───── Records ─────

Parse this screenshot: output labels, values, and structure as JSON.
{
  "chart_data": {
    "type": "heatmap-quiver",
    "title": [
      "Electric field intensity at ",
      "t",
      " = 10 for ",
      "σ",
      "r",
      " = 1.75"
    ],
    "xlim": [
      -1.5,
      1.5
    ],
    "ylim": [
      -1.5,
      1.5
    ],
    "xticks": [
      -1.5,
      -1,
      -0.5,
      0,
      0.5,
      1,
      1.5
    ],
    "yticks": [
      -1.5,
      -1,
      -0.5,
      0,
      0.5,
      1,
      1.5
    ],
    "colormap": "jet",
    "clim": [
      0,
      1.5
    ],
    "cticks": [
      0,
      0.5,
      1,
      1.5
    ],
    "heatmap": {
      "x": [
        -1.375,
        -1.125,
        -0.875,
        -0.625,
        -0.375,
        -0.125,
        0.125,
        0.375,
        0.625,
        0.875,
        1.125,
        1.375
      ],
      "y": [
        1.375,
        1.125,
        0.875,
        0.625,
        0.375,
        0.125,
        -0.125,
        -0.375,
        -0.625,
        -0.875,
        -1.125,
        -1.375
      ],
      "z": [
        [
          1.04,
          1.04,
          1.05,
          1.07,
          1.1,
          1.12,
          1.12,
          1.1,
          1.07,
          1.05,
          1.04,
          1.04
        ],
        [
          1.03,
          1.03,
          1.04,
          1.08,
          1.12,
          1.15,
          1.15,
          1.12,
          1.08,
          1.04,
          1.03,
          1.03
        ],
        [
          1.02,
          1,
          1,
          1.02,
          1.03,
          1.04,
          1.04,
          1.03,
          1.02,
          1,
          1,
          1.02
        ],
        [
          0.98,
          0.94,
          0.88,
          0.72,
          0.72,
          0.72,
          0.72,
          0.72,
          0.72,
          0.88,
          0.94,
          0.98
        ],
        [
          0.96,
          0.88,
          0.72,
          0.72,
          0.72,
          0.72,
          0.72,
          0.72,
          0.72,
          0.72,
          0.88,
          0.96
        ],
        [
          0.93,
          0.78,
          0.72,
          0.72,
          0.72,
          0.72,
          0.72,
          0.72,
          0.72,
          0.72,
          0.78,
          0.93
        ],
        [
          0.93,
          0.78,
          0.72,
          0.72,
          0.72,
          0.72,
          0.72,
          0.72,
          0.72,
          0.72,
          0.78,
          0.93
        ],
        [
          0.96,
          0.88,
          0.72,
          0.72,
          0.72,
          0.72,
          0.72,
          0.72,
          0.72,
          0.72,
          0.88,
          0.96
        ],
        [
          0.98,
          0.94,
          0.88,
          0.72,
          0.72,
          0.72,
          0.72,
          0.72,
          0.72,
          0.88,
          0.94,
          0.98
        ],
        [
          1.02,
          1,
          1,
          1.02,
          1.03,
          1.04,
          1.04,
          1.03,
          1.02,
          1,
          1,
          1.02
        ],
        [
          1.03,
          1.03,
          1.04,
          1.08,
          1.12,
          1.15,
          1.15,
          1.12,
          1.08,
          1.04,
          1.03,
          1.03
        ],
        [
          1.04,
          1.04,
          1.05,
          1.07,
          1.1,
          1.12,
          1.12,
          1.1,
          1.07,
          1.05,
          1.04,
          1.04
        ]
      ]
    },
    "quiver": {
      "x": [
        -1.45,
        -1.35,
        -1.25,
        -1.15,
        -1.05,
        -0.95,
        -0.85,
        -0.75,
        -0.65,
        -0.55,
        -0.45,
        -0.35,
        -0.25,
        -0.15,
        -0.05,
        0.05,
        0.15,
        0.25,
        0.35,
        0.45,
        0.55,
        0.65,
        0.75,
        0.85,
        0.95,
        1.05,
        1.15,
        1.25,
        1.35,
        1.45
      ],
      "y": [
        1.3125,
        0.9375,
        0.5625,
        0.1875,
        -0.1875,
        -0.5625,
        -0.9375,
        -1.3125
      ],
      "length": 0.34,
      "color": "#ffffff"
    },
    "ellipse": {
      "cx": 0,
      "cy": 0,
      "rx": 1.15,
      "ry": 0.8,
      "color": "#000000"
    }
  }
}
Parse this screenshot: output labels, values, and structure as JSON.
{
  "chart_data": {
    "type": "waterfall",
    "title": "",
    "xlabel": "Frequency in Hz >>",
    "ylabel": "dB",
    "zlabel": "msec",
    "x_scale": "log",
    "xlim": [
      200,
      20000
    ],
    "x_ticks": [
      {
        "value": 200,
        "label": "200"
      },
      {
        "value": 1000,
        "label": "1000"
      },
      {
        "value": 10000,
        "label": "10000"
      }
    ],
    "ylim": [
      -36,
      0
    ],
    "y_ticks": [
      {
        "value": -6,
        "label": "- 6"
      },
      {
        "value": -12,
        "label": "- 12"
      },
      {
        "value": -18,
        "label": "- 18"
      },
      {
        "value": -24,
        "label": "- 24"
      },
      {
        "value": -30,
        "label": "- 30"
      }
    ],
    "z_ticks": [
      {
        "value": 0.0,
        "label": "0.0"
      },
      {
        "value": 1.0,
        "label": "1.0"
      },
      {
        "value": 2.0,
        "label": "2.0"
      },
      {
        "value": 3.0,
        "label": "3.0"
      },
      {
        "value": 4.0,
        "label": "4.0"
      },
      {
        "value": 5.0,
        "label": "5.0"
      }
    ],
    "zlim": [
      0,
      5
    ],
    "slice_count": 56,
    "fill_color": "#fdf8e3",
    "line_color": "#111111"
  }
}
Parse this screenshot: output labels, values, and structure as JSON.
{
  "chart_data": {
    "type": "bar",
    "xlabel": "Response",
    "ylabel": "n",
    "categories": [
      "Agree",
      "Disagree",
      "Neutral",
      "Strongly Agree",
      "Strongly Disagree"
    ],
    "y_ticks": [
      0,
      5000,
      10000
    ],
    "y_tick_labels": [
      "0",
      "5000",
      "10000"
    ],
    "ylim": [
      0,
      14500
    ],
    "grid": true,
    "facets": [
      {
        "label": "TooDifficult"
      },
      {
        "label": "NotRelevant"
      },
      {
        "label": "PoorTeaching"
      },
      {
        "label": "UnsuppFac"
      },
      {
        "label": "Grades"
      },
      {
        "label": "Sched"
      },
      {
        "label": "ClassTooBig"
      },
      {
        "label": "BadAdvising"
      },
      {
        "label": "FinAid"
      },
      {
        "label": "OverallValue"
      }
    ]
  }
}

─────

§ Prompt
Reproduce every record above exactly as it appears.

§ Complete output
Parse this screenshot: output labels, values, and structure as JSON.
{
  "chart_data": {
    "type": "heatmap-quiver",
    "title": [
      "Electric field intensity at ",
      "t",
      " = 10 for ",
      "σ",
      "r",
      " = 1.75"
    ],
    "xlim": [
      -1.5,
      1.5
    ],
    "ylim": [
      -1.5,
      1.5
    ],
    "xticks": [
      -1.5,
      -1,
      -0.5,
      0,
      0.5,
      1,
      1.5
    ],
    "yticks": [
      -1.5,
      -1,
      -0.5,
      0,
      0.5,
      1,
      1.5
    ],
    "colormap": "jet",
    "clim": [
      0,
      1.5
    ],
    "cticks": [
      0,
      0.5,
      1,
      1.5
    ],
    "heatmap": {
      "x": [
        -1.375,
        -1.125,
        -0.875,
        -0.625,
        -0.375,
        -0.125,
        0.125,
        0.375,
        0.625,
        0.875,
        1.125,
        1.375
      ],
      "y": [
        1.375,
        1.125,
        0.875,
        0.625,
        0.375,
        0.125,
        -0.125,
        -0.375,
        -0.625,
        -0.875,
        -1.125,
        -1.375
      ],
      "z": [
        [
          1.04,
          1.04,
          1.05,
          1.07,
          1.1,
          1.12,
          1.12,
          1.1,
          1.07,
          1.05,
          1.04,
          1.04
        ],
        [
          1.03,
          1.03,
          1.04,
          1.08,
          1.12,
          1.15,
          1.15,
          1.12,
          1.08,
          1.04,
          1.03,
          1.03
        ],
        [
          1.02,
          1,
          1,
          1.02,
          1.03,
          1.04,
          1.04,
          1.03,
          1.02,
          1,
          1,
          1.02
        ],
        [
          0.98,
          0.94,
          0.88,
          0.72,
          0.72,
          0.72,
          0.72,
          0.72,
          0.72,
          0.88,
          0.94,
          0.98
        ],
        [
          0.96,
          0.88,
          0.72,
          0.72,
          0.72,
          0.72,
          0.72,
          0.72,
          0.72,
          0.72,
          0.88,
          0.96
        ],
        [
          0.93,
          0.78,
          0.72,
          0.72,
          0.72,
          0.72,
          0.72,
          0.72,
          0.72,
          0.72,
          0.78,
          0.93
        ],
        [
          0.93,
          0.78,
          0.72,
          0.72,
          0.72,
          0.72,
          0.72,
          0.72,
          0.72,
          0.72,
          0.78,
          0.93
        ],
        [
          0.96,
          0.88,
          0.72,
          0.72,
          0.72,
          0.72,
          0.72,
          0.72,
          0.72,
          0.72,
          0.88,
          0.96
        ],
        [
          0.98,
          0.94,
          0.88,
          0.72,
          0.72,
          0.72,
          0.72,
          0.72,
          0.72,
          0.88,
          0.94,
          0.98
        ],
        [
          1.02,
          1,
          1,
          1.02,
          1.03,
          1.04,
          1.04,
          1.03,
          1.02,
          1,
          1,
          1.02
        ],
        [
          1.03,
          1.03,
          1.04,
          1.08,
          1.12,
          1.15,
          1.15,
          1.12,
          1.08,
          1.04,
          1.03,
          1.03
        ],
        [
          1.04,
          1.04,
          1.05,
          1.07,
          1.1,
          1.12,
          1.12,
          1.1,
          1.07,
          1.05,
          1.04,
          1.04
        ]
      ]
    },
    "quiver": {
      "x": [
        -1.45,
        -1.35,
        -1.25,
        -1.15,
        -1.05,
        -0.95,
        -0.85,
        -0.75,
        -0.65,
        -0.55,
        -0.45,
        -0.35,
        -0.25,
        -0.15,
        -0.05,
        0.05,
        0.15,
        0.25,
        0.35,
        0.45,
        0.55,
        0.65,
        0.75,
        0.85,
        0.95,
        1.05,
        1.15,
        1.25,
        1.35,
        1.45
      ],
      "y": [
        1.3125,
        0.9375,
        0.5625,
        0.1875,
        -0.1875,
        -0.5625,
        -0.9375,
        -1.3125
      ],
      "length": 0.34,
      "color": "#ffffff"
    },
    "ellipse": {
      "cx": 0,
      "cy": 0,
      "rx": 1.15,
      "ry": 0.8,
      "color": "#000000"
    }
  }
}
Parse this screenshot: output labels, values, and structure as JSON.
{
  "chart_data": {
    "type": "waterfall",
    "title": "",
    "xlabel": "Frequency in Hz >>",
    "ylabel": "dB",
    "zlabel": "msec",
    "x_scale": "log",
    "xlim": [
      200,
      20000
    ],
    "x_ticks": [
      {
        "value": 200,
        "label": "200"
      },
      {
        "value": 1000,
        "label": "1000"
      },
      {
        "value": 10000,
        "label": "10000"
      }
    ],
    "ylim": [
      -36,
      0
    ],
    "y_ticks": [
      {
        "value": -6,
        "label": "- 6"
      },
      {
        "value": -12,
        "label": "- 12"
      },
      {
        "value": -18,
        "label": "- 18"
      },
      {
        "value": -24,
        "label": "- 24"
      },
      {
        "value": -30,
        "label": "- 30"
      }
    ],
    "z_ticks": [
      {
        "value": 0.0,
        "label": "0.0"
      },
      {
        "value": 1.0,
        "label": "1.0"
      },
      {
        "value": 2.0,
        "label": "2.0"
      },
      {
        "value": 3.0,
        "label": "3.0"
      },
      {
        "value": 4.0,
        "label": "4.0"
      },
      {
        "value": 5.0,
        "label": "5.0"
      }
    ],
    "zlim": [
      0,
      5
    ],
    "slice_count": 56,
    "fill_color": "#fdf8e3",
    "line_color": "#111111"
  }
}
Parse this screenshot: output labels, values, and structure as JSON.
{
  "chart_data": {
    "type": "bar",
    "xlabel": "Response",
    "ylabel": "n",
    "categories": [
      "Agree",
      "Disagree",
      "Neutral",
      "Strongly Agree",
      "Strongly Disagree"
    ],
    "y_ticks": [
      0,
      5000,
      10000
    ],
    "y_tick_labels": [
      "0",
      "5000",
      "10000"
    ],
    "ylim": [
      0,
      14500
    ],
    "grid": true,
    "facets": [
      {
        "label": "TooDifficult"
      },
      {
        "label": "NotRelevant"
      },
      {
        "label": "PoorTeaching"
      },
      {
        "label": "UnsuppFac"
      },
      {
        "label": "Grades"
      },
      {
        "label": "Sched"
      },
      {
        "label": "ClassTooBig"
      },
      {
        "label": "BadAdvising"
      },
      {
        "label": "FinAid"
      },
      {
        "label": "OverallValue"
      }
    ]
  }
}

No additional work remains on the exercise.